| Short task |
Return all of the entries exactly as written.

| Input rows |
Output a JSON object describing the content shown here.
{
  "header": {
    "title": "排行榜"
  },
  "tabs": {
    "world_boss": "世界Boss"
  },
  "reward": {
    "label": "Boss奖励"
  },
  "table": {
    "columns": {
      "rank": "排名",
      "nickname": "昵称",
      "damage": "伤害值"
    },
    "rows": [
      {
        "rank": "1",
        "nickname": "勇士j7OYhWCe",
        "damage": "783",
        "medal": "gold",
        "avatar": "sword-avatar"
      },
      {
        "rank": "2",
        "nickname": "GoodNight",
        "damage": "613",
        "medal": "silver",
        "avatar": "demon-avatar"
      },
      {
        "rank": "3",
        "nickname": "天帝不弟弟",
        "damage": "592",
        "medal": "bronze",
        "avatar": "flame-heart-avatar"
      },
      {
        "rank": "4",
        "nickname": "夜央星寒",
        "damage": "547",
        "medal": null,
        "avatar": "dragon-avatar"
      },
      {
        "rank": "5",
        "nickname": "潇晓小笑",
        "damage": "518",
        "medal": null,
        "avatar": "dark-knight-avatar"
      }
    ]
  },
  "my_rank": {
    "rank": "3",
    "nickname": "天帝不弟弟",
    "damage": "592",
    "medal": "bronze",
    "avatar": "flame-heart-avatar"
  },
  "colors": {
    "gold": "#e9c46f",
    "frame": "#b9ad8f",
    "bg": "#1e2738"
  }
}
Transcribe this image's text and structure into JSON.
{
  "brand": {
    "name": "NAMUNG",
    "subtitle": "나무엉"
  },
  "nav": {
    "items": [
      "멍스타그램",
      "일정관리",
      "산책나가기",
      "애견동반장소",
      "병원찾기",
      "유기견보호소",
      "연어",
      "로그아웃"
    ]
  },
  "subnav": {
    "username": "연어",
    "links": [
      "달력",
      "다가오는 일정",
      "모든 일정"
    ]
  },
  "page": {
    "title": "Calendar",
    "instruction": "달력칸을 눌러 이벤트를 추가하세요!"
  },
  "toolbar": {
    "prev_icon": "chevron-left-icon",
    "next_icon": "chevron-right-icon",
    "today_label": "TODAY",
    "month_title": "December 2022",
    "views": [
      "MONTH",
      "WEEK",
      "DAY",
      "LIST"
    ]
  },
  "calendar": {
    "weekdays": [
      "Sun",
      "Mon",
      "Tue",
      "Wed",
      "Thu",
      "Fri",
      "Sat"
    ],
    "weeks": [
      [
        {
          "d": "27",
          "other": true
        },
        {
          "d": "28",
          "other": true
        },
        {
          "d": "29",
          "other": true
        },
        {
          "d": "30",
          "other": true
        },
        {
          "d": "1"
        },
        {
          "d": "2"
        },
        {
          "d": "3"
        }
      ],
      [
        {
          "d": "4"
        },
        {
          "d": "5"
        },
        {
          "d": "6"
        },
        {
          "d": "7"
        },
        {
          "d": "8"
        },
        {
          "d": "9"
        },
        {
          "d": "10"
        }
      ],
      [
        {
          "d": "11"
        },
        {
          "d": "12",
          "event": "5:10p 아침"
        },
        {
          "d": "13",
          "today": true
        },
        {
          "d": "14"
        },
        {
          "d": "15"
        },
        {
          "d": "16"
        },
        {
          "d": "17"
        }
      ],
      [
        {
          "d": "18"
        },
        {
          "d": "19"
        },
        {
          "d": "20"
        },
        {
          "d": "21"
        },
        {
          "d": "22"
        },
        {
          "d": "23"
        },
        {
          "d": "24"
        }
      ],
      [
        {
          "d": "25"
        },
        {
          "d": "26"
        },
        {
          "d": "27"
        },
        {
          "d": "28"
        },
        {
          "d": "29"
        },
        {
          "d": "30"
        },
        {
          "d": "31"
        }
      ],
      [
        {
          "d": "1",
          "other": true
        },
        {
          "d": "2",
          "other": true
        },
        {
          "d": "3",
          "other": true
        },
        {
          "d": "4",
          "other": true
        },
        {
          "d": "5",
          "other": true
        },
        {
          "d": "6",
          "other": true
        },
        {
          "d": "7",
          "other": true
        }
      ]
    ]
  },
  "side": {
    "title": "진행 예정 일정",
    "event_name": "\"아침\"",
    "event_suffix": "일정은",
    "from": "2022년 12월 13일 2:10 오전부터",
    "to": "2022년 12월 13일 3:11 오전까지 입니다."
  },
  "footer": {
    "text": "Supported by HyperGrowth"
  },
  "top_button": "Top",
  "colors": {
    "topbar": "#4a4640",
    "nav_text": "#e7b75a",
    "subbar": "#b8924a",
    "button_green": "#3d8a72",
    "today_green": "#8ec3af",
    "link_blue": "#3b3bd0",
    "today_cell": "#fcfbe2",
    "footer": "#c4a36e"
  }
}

| Reply to the task |
Output a JSON object describing the content shown here.
{
  "header": {
    "title": "排行榜"
  },
  "tabs": {
    "world_boss": "世界Boss"
  },
  "reward": {
    "label": "Boss奖励"
  },
  "table": {
    "columns": {
      "rank": "排名",
      "nickname": "昵称",
      "damage": "伤害值"
    },
    "rows": [
      {
        "rank": "1",
        "nickname": "勇士j7OYhWCe",
        "damage": "783",
        "medal": "gold",
        "avatar": "sword-avatar"
      },
      {
        "rank": "2",
        "nickname": "GoodNight",
        "damage": "613",
        "medal": "silver",
        "avatar": "demon-avatar"
      },
      {
        "rank": "3",
        "nickname": "天帝不弟弟",
        "damage": "592",
        "medal": "bronze",
        "avatar": "flame-heart-avatar"
      },
      {
        "rank": "4",
        "nickname": "夜央星寒",
        "damage": "547",
        "medal": null,
        "avatar": "dragon-avatar"
      },
      {
        "rank": "5",
        "nickname": "潇晓小笑",
        "damage": "518",
        "medal": null,
        "avatar": "dark-knight-avatar"
      }
    ]
  },
  "my_rank": {
    "rank": "3",
    "nickname": "天帝不弟弟",
    "damage": "592",
    "medal": "bronze",
    "avatar": "flame-heart-avatar"
  },
  "colors": {
    "gold": "#e9c46f",
    "frame": "#b9ad8f",
    "bg": "#1e2738"
  }
}
Transcribe this image's text and structure into JSON.
{
  "brand": {
    "name": "NAMUNG",
    "subtitle": "나무엉"
  },
  "nav": {
    "items": [
      "멍스타그램",
      "일정관리",
      "산책나가기",
      "애견동반장소",
      "병원찾기",
      "유기견보호소",
      "연어",
      "로그아웃"
    ]
  },
  "subnav": {
    "username": "연어",
    "links": [
      "달력",
      "다가오는 일정",
      "모든 일정"
    ]
  },
  "page": {
    "title": "Calendar",
    "instruction": "달력칸을 눌러 이벤트를 추가하세요!"
  },
  "toolbar": {
    "prev_icon": "chevron-left-icon",
    "next_icon": "chevron-right-icon",
    "today_label": "TODAY",
    "month_title": "December 2022",
    "views": [
      "MONTH",
      "WEEK",
      "DAY",
      "LIST"
    ]
  },
  "calendar": {
    "weekdays": [
      "Sun",
      "Mon",
      "Tue",
      "Wed",
      "Thu",
      "Fri",
      "Sat"
    ],
    "weeks": [
      [
        {
          "d": "27",
          "other": true
        },
        {
          "d": "28",
          "other": true
        },
        {
          "d": "29",
          "other": true
        },
        {
          "d": "30",
          "other": true
        },
        {
          "d": "1"
        },
        {
          "d": "2"
        },
        {
          "d": "3"
        }
      ],
      [
        {
          "d": "4"
        },
        {
          "d": "5"
        },
        {
          "d": "6"
        },
        {
          "d": "7"
        },
        {
          "d": "8"
        },
        {
          "d": "9"
        },
        {
          "d": "10"
        }
      ],
      [
        {
          "d": "11"
        },
        {
          "d": "12",
          "event": "5:10p 아침"
        },
        {
          "d": "13",
          "today": true
        },
        {
          "d": "14"
        },
        {
          "d": "15"
        },
        {
          "d": "16"
        },
        {
          "d": "17"
        }
      ],
      [
        {
          "d": "18"
        },
        {
          "d": "19"
        },
        {
          "d": "20"
        },
        {
          "d": "21"
        },
        {
          "d": "22"
        },
        {
          "d": "23"
        },
        {
          "d": "24"
        }
      ],
      [
        {
          "d": "25"
        },
        {
          "d": "26"
        },
        {
          "d": "27"
        },
        {
          "d": "28"
        },
        {
          "d": "29"
        },
        {
          "d": "30"
        },
        {
          "d": "31"
        }
      ],
      [
        {
          "d": "1",
          "other": true
        },
        {
          "d": "2",
          "other": true
        },
        {
          "d": "3",
          "other": true
        },
        {
          "d": "4",
          "other": true
        },
        {
          "d": "5",
          "other": true
        },
        {
          "d": "6",
          "other": true
        },
        {
          "d": "7",
          "other": true
        }
      ]
    ]
  },
  "side": {
    "title": "진행 예정 일정",
    "event_name": "\"아침\"",
    "event_suffix": "일정은",
    "from": "2022년 12월 13일 2:10 오전부터",
    "to": "2022년 12월 13일 3:11 오전까지 입니다."
  },
  "footer": {
    "text": "Supported by HyperGrowth"
  },
  "top_button": "Top",
  "colors": {
    "topbar": "#4a4640",
    "nav_text": "#e7b75a",
    "subbar": "#b8924a",
    "button_green": "#3d8a72",
    "today_green": "#8ec3af",
    "link_blue": "#3b3bd0",
    "today_cell": "#fcfbe2",
    "footer": "#c4a36e"
  }
}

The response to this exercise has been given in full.